Identify the lines that contain the word "citation", then copy them.

>> Start INFORMATION GIVEN

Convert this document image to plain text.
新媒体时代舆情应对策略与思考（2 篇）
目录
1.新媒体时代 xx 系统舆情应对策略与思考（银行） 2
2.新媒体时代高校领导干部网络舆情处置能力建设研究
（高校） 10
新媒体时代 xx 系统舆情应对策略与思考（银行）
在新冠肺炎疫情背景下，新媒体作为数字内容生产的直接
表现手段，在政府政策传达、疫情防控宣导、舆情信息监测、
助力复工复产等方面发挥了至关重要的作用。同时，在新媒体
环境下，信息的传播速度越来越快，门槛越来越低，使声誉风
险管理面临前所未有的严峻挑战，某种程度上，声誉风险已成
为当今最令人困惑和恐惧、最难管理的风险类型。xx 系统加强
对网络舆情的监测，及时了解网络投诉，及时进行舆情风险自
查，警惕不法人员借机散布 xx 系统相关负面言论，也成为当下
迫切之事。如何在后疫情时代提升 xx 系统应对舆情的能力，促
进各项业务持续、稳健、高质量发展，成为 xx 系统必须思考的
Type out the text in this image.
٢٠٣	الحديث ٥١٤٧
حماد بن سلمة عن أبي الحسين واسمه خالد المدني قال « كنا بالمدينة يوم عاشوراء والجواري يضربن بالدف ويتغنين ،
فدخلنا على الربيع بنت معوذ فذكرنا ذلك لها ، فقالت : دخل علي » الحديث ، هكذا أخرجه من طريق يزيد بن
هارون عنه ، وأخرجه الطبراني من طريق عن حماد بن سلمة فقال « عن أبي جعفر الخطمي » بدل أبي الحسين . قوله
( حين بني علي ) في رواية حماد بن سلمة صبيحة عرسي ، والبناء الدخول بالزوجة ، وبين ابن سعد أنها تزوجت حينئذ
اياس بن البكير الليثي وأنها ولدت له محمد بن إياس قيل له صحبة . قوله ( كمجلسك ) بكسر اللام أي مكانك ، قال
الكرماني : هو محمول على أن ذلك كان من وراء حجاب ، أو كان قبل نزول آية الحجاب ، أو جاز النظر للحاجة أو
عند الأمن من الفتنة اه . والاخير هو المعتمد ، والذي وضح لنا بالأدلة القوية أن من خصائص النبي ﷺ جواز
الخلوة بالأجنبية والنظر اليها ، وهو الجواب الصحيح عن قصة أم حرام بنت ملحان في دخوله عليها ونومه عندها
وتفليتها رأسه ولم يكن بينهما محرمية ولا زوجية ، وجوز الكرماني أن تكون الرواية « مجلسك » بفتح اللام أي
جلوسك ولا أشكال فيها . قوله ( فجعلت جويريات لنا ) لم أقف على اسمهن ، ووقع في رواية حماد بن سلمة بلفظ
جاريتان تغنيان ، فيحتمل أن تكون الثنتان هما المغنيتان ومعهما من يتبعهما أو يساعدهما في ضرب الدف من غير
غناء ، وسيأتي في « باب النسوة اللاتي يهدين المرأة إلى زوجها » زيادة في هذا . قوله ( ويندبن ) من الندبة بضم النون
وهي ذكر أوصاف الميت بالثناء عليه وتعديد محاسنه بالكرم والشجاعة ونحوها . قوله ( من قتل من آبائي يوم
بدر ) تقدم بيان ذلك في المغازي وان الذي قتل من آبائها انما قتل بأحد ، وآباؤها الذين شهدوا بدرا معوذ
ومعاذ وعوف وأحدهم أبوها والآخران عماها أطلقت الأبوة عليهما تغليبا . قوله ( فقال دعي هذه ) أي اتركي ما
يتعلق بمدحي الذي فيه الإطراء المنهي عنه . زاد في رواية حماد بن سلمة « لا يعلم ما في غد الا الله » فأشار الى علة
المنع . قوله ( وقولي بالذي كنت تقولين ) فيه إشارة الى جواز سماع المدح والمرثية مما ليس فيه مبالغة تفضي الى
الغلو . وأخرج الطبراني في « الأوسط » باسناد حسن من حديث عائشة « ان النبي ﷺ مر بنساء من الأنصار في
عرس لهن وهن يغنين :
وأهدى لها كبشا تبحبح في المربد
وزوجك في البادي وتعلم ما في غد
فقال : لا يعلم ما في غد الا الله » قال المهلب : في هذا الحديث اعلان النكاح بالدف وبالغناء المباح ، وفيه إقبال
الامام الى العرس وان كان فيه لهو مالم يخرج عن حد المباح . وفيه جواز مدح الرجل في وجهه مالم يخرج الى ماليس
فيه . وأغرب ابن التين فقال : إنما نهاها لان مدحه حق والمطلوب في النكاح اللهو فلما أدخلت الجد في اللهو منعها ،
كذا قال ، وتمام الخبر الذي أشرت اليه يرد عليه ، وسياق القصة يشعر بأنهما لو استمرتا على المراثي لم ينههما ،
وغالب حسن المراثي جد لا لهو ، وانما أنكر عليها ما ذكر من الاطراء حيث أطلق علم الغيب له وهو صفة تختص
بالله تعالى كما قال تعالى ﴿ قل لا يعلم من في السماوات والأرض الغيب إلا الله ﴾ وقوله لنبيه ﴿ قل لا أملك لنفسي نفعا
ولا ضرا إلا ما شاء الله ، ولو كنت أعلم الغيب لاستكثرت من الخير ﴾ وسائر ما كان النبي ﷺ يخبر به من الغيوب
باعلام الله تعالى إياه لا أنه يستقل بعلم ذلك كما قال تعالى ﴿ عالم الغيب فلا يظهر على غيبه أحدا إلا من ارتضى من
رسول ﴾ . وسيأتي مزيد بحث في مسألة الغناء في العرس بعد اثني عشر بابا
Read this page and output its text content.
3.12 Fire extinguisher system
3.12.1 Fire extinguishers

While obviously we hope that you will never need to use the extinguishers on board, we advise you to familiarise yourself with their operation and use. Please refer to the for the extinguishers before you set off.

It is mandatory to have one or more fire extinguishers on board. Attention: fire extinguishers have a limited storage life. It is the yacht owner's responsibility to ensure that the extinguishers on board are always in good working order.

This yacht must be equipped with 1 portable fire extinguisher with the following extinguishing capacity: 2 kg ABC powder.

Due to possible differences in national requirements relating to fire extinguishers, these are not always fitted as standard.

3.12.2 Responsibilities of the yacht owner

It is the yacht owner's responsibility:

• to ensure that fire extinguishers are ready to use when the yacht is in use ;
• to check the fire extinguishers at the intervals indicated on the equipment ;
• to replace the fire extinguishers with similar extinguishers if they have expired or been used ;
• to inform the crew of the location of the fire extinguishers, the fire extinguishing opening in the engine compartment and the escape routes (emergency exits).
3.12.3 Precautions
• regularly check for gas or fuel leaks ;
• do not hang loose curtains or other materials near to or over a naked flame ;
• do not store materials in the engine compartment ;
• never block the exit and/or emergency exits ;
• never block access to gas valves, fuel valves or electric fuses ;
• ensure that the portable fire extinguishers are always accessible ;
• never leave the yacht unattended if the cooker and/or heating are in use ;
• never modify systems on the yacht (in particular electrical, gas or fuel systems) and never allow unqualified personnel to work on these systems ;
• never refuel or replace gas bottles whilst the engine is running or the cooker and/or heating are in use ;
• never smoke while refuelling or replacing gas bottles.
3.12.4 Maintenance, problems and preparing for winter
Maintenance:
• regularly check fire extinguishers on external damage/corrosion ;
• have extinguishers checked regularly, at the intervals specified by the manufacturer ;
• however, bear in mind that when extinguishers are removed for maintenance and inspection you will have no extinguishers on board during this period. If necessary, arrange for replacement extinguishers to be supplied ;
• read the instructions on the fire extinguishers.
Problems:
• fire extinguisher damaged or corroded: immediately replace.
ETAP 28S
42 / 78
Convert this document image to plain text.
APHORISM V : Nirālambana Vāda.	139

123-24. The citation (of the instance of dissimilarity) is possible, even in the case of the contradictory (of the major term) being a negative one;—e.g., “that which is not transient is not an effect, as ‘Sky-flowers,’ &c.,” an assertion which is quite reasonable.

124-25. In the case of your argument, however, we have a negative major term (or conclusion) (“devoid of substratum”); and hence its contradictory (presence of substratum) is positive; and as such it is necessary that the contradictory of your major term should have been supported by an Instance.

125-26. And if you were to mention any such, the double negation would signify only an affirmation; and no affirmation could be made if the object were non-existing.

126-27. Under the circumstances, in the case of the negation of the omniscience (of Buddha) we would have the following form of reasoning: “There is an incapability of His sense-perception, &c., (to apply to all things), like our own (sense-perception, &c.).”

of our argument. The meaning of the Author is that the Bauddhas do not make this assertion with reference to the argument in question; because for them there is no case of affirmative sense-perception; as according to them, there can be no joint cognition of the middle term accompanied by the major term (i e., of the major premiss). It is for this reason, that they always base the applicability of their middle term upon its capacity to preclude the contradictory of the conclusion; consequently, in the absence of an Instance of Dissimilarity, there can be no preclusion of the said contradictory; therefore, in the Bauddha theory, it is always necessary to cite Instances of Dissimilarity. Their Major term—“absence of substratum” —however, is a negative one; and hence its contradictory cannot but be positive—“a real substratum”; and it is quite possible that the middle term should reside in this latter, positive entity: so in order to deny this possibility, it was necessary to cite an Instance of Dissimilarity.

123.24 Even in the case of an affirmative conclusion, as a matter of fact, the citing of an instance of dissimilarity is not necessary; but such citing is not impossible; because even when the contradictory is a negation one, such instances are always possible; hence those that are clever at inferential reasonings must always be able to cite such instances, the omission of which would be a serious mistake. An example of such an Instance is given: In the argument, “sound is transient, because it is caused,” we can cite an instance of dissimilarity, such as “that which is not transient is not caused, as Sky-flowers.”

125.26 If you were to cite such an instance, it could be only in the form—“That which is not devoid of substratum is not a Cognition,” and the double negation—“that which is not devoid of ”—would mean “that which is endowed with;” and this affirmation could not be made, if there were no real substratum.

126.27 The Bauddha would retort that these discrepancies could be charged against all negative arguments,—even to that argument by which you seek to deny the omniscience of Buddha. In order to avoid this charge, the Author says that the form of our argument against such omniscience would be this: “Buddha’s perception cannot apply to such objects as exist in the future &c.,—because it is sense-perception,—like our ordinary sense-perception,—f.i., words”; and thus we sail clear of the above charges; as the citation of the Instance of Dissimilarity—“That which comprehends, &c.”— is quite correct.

>> End INFORMATION GIVEN

*ANSWER*
123-24. The citation (of the instance of dissimilarity) is possible, even in the case of the contradictory (of the major term) being a negative one;—e.g., “that which is not transient is not an effect, as ‘Sky-flowers,’ &c.,” an assertion which is quite reasonable.
126.27 The Bauddha would retort that these discrepancies could be charged against all negative arguments,—even to that argument by which you seek to deny the omniscience of Buddha. In order to avoid this charge, the Author says that the form of our argument against such omniscience would be this: “Buddha’s perception cannot apply to such objects as exist in the future &c.,—because it is sense-perception,—like our ordinary sense-perception,—f.i., words”; and thus we sail clear of the above charges; as the citation of the Instance of Dissimilarity—“That which comprehends, &c.”— is quite correct.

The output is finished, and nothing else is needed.